SOURCE MATERIAL:
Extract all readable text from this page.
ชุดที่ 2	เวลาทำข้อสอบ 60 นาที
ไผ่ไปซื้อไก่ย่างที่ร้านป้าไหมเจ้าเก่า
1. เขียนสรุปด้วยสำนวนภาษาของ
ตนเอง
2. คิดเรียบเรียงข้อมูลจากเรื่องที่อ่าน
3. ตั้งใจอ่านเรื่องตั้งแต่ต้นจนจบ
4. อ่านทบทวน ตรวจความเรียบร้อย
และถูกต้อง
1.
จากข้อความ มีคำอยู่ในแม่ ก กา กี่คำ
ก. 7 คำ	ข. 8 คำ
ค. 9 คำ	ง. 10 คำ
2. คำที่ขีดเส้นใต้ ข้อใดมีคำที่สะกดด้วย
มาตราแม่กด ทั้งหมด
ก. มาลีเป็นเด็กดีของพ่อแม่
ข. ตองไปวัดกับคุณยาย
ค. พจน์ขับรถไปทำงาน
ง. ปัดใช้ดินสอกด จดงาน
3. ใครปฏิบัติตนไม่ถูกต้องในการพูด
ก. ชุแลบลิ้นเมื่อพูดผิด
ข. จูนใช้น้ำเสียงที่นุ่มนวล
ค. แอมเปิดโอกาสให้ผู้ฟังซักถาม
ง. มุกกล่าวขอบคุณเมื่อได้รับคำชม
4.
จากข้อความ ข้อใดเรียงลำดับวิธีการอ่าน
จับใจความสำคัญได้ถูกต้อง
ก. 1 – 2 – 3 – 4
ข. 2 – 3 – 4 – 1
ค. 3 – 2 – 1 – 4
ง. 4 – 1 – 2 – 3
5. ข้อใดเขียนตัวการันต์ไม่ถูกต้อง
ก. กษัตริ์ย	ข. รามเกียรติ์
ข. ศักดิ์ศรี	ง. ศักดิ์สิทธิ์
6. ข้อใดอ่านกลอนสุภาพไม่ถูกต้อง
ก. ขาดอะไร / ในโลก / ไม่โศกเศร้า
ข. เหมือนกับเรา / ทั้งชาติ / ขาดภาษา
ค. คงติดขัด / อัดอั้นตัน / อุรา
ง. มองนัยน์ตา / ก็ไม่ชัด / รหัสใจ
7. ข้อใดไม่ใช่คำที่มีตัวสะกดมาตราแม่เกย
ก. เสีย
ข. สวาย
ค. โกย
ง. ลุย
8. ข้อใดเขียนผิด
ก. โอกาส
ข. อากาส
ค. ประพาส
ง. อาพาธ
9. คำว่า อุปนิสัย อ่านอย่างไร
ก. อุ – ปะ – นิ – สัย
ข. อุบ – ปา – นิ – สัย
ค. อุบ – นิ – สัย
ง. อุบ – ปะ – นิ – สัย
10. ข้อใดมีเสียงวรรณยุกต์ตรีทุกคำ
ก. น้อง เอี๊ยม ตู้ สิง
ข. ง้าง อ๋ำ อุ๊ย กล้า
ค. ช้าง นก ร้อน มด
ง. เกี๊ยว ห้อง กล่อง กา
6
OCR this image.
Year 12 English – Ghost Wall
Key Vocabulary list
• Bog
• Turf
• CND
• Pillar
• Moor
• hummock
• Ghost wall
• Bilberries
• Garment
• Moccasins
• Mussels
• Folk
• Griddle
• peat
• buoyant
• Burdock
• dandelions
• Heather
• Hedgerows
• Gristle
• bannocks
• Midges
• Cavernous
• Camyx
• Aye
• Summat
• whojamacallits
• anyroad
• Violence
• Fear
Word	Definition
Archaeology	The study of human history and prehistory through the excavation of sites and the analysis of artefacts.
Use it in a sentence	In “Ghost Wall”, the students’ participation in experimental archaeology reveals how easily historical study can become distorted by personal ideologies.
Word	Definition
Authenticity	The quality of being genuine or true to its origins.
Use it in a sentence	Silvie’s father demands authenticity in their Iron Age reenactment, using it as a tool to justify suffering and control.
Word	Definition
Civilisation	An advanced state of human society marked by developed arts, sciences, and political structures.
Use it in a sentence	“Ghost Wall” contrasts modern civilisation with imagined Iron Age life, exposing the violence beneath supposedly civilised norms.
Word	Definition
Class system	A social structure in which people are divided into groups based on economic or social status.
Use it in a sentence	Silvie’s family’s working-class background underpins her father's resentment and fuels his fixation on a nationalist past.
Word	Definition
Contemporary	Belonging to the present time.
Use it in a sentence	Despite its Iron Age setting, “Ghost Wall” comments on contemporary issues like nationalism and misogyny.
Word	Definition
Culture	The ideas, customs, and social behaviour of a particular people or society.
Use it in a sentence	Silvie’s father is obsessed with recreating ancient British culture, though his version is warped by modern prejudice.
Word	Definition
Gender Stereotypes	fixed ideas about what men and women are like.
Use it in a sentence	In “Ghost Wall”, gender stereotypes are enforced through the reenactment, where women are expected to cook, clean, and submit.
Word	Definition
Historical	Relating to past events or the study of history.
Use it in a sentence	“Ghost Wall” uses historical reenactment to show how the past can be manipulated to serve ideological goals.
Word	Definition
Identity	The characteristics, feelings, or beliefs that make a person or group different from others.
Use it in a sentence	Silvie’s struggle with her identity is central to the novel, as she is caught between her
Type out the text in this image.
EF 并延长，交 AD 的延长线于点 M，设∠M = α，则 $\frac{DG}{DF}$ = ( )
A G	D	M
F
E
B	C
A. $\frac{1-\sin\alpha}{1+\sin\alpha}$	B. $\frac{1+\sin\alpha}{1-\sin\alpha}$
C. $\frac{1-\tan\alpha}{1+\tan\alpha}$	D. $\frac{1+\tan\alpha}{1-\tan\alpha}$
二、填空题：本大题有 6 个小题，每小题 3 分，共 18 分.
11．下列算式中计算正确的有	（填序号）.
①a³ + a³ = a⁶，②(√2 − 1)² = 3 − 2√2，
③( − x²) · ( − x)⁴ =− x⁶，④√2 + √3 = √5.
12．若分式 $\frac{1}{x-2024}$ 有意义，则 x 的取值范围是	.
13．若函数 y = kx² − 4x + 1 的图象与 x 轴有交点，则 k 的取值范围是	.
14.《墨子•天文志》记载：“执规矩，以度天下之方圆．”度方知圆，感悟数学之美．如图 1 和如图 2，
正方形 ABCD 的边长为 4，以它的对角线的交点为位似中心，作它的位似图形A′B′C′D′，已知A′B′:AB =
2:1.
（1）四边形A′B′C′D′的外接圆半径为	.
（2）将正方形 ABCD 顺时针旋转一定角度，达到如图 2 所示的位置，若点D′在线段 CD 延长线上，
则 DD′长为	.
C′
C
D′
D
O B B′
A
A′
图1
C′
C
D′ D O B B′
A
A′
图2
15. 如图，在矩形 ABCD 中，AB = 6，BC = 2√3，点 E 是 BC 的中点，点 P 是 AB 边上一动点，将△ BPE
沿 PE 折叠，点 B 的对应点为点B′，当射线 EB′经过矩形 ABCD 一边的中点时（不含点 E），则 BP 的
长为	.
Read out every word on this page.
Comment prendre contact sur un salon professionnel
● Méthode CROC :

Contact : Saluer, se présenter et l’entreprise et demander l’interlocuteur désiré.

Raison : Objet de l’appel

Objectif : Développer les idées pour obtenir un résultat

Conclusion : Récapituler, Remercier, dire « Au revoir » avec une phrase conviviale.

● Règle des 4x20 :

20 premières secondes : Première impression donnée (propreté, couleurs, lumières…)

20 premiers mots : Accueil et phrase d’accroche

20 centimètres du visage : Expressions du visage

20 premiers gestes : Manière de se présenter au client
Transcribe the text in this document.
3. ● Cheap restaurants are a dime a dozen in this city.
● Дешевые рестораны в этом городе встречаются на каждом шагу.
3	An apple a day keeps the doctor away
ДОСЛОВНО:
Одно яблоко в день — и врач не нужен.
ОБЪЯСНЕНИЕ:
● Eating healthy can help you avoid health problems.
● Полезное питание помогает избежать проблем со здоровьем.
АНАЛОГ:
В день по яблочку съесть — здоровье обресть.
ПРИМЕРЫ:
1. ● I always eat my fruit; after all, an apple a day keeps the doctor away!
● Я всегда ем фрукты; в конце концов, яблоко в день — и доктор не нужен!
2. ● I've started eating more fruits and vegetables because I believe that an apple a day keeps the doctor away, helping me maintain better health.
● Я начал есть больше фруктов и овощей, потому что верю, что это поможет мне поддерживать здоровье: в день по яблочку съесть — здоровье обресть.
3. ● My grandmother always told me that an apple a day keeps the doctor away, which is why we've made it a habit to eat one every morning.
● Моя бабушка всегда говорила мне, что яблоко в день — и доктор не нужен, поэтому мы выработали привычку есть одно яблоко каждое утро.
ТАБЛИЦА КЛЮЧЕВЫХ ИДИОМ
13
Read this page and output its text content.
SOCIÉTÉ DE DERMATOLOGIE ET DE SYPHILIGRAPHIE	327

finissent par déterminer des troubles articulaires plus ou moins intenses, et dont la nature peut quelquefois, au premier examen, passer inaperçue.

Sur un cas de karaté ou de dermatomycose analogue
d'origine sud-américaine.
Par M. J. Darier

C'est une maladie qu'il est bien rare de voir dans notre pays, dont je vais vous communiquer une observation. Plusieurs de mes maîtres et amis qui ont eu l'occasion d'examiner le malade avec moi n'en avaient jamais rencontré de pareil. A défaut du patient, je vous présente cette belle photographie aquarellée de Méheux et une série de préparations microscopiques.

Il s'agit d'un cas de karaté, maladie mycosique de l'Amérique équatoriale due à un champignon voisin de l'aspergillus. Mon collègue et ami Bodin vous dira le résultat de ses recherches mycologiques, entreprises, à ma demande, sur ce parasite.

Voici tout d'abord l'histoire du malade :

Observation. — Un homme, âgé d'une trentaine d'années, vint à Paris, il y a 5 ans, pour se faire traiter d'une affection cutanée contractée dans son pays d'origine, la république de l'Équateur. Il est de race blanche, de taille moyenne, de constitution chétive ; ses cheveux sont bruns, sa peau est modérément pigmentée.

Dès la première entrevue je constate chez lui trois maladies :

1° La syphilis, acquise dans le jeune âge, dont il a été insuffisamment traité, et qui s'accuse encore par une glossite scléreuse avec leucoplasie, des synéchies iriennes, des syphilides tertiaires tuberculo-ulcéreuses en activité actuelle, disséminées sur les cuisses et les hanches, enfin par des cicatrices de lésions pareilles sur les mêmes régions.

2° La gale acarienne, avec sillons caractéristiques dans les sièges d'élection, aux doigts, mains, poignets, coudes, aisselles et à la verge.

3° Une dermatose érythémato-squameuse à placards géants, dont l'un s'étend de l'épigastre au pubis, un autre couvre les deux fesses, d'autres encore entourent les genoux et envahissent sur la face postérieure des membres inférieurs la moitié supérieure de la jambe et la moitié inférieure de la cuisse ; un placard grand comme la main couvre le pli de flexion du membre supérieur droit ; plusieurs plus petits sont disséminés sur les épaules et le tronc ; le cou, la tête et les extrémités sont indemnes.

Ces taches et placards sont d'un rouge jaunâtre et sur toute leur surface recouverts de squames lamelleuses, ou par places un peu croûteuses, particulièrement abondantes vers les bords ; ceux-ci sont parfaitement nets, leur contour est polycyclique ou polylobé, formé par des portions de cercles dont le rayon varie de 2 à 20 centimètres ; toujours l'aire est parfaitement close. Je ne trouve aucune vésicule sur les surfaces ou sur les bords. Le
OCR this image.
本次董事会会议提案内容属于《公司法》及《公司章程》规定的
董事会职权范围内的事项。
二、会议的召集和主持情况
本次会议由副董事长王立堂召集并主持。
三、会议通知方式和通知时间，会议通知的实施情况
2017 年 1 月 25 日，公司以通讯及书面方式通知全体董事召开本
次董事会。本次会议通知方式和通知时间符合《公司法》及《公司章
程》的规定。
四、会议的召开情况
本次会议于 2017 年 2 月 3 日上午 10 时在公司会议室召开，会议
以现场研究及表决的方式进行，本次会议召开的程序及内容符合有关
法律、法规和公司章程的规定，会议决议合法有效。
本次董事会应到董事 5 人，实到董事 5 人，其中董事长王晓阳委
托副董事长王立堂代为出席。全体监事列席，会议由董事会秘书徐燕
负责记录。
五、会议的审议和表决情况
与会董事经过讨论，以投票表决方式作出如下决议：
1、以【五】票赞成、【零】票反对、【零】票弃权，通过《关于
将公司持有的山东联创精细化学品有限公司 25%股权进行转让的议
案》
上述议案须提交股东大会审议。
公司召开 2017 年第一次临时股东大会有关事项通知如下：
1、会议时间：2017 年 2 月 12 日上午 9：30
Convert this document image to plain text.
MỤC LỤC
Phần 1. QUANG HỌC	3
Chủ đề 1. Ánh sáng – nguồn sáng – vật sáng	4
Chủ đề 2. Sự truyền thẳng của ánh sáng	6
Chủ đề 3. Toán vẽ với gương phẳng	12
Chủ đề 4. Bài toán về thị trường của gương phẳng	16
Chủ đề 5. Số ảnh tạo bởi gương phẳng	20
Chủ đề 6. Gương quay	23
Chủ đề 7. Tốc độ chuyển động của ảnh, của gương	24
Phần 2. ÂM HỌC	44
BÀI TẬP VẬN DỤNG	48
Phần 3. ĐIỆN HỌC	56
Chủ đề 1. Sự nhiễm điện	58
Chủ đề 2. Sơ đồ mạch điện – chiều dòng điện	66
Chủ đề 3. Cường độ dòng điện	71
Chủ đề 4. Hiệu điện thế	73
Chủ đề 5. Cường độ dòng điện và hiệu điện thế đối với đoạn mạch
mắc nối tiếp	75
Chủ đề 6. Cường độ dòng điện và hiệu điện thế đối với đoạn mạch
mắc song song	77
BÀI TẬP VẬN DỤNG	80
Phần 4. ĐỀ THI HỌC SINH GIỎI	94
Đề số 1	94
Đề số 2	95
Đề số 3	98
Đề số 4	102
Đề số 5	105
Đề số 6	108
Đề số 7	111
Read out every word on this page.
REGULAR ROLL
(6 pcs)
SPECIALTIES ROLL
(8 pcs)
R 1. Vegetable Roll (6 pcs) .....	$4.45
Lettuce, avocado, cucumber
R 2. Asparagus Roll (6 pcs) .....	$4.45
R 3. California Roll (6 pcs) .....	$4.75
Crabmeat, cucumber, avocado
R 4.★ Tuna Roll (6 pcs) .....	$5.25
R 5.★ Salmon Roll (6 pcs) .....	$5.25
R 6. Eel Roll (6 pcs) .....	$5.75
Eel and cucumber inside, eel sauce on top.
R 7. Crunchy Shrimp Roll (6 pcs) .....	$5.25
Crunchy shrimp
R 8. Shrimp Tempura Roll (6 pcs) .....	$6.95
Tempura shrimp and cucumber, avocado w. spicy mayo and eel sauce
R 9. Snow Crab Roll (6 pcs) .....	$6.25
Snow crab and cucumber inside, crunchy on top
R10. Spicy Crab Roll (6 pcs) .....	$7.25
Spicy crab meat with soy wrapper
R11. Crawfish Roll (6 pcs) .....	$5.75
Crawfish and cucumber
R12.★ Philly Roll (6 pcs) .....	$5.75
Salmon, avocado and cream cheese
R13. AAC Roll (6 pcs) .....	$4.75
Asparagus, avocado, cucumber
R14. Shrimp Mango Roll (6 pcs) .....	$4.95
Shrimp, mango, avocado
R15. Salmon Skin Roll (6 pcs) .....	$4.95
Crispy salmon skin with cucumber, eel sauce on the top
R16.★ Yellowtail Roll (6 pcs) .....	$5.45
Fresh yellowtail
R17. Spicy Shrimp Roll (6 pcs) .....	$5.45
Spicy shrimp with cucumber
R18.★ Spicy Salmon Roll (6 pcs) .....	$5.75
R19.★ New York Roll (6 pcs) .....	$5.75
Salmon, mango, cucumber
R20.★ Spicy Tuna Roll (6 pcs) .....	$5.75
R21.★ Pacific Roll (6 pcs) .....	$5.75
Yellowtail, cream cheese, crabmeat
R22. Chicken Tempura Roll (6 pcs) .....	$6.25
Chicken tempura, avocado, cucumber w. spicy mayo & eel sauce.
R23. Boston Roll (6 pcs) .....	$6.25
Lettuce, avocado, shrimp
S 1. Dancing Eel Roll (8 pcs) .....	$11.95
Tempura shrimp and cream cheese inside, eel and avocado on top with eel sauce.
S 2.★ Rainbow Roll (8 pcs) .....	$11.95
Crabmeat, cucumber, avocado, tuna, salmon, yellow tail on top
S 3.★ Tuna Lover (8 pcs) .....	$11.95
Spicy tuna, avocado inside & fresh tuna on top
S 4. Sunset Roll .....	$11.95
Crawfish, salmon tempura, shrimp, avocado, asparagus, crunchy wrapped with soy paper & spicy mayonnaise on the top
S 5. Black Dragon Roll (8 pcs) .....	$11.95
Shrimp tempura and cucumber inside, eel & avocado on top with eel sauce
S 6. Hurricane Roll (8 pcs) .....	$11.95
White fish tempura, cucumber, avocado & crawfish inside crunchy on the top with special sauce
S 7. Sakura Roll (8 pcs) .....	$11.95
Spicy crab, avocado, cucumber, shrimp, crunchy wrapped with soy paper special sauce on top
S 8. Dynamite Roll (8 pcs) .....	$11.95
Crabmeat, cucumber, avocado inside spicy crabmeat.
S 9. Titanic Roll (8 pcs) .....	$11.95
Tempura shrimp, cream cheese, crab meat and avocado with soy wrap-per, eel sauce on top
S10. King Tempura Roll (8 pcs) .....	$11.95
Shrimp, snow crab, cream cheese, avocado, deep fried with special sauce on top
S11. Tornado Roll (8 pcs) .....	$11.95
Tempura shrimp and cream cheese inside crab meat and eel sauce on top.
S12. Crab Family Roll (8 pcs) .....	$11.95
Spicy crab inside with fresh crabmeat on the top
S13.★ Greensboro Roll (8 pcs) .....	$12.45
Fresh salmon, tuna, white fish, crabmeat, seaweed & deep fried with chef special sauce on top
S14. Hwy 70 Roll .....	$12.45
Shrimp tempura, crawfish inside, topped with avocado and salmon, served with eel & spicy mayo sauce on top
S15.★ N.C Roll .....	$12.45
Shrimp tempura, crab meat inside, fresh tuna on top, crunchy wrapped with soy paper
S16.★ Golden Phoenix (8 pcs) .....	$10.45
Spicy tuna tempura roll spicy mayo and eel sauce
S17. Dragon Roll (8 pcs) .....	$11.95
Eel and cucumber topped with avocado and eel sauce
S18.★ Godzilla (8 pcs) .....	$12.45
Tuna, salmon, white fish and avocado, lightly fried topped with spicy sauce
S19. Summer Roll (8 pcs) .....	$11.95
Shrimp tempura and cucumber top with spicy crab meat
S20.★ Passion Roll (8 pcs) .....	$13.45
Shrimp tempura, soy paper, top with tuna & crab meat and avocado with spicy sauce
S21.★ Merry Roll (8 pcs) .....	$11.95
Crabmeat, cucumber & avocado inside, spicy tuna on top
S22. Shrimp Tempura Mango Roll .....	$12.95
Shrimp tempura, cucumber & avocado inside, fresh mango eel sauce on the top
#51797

REQUIREMENTS:
What is the number of lines above that contain the string "modern"? Answer with the number alone.

WRITTEN ANSWER:
2